> DOCUMENT EXTRACT:
⁂

= Aodh Buí Mac Cruitín =

Aodh Buí Mac Cruitín (Irish pronunciation: /eː bˠi mˠakɾˠəˈtʲiːnʲ/; Classical Irish: Aodh Buidhe Mac Cruitín, Hugh MacCurtin) (1680–1755) was an Irish poet, tutor, and soldier.

==Biography==

Mac Cruitín was a descendant of a bardic family of Thomond. Other members of his family included the musician, Gilla Duibin Mac Cruitín (died 1405), and the poets Aindrias Mac Cruitín (c.1650-c.1738) and Seamus Mac Cruitín (1815–1870). He lived about ten years in Dublin where he worked with Jonathan Swift on Irish sources for a history of Ireland and another ten years on the Continent, mostly at Louvain and Paris. While in Flanders he published an Irish grammar and joined Lord Clare's regiment of the Irish Brigade for a short time. In Paris he published an English-Irish dictionary in 1732 which included a poem by him which is the only example of a poem published in Irish in the Eighteenth-century. He returned to Ireland in 1738 where he taught in Limerick and then his native Clare, and established a school there. Both churchyards at Kilmacreehy and Kilvoydane have been identified as the place where he is buried

==Works==

- "A Brief Discourse in Vindication of the Antiquity of Ireland" which tracks both real and mythological events in Irish history from the steppes of Scythia to the Norman Invasion.

⁂

> EXTRACTED ENTRIES:
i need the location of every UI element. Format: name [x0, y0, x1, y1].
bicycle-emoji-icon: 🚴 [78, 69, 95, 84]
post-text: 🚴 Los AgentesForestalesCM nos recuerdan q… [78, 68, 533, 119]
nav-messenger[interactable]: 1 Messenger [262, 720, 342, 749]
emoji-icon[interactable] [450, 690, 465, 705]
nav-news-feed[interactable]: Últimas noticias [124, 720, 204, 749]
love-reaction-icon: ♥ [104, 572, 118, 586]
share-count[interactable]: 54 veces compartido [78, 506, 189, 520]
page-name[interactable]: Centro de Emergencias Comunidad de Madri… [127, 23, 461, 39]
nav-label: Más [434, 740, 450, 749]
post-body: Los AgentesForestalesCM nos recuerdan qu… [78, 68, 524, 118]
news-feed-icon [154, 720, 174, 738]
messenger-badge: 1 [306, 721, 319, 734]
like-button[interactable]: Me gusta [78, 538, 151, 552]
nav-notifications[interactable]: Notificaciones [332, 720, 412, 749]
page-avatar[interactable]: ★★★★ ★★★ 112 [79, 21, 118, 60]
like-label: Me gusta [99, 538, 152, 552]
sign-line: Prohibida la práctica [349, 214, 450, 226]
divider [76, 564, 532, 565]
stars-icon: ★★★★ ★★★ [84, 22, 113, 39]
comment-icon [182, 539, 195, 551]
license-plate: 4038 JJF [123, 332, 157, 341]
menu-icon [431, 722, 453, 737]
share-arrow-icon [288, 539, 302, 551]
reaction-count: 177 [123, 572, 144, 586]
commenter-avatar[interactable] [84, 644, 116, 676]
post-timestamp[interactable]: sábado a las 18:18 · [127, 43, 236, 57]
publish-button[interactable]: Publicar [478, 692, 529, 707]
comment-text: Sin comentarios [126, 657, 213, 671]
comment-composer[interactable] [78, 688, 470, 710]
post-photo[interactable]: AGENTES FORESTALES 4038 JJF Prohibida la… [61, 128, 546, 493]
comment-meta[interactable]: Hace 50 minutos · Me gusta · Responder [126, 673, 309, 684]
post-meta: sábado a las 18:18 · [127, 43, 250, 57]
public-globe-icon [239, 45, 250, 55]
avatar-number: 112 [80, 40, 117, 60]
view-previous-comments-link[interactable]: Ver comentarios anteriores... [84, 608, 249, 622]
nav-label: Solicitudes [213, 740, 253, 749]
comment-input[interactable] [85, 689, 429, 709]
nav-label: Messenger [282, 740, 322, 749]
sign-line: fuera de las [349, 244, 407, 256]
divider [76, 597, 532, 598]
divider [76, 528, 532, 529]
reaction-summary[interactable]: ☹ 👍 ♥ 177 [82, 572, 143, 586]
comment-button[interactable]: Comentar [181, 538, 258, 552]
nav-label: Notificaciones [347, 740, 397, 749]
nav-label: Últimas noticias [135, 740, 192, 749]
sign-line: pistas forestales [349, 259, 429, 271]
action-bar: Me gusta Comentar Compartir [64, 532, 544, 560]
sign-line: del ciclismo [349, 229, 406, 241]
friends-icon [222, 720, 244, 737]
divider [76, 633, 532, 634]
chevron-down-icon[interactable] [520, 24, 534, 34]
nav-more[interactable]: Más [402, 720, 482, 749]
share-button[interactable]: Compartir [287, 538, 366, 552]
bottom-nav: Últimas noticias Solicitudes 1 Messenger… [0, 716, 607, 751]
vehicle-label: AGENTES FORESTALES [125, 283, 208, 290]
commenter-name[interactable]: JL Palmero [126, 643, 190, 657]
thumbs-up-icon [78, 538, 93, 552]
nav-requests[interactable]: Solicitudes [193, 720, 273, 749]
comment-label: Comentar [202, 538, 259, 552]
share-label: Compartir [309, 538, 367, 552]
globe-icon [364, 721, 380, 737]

⁂

> SET PROBLEM 1: According to the piece on Aodh Buí Mac Cruitín, in what year did he publish his English-Irish dictionary in Paris?
> SET PROBLEM 2: From the piece on Aodh Buí Mac Cruitín, extract word for word the stretch from "Aodh Buí Mac Cruitín (Irish" through "tutor, and soldier.".

> RIGHT ANSWER 1: 1732

> RIGHT ANSWER 2:
Aodh Buí Mac Cruitín (Irish pronunciation: /eː bˠi mˠakɾˠəˈtʲiːnʲ/; Classical Irish: Aodh Buidhe Mac Cruitín, Hugh MacCurtin) (1680–1755) was an Irish poet, tutor, and soldier.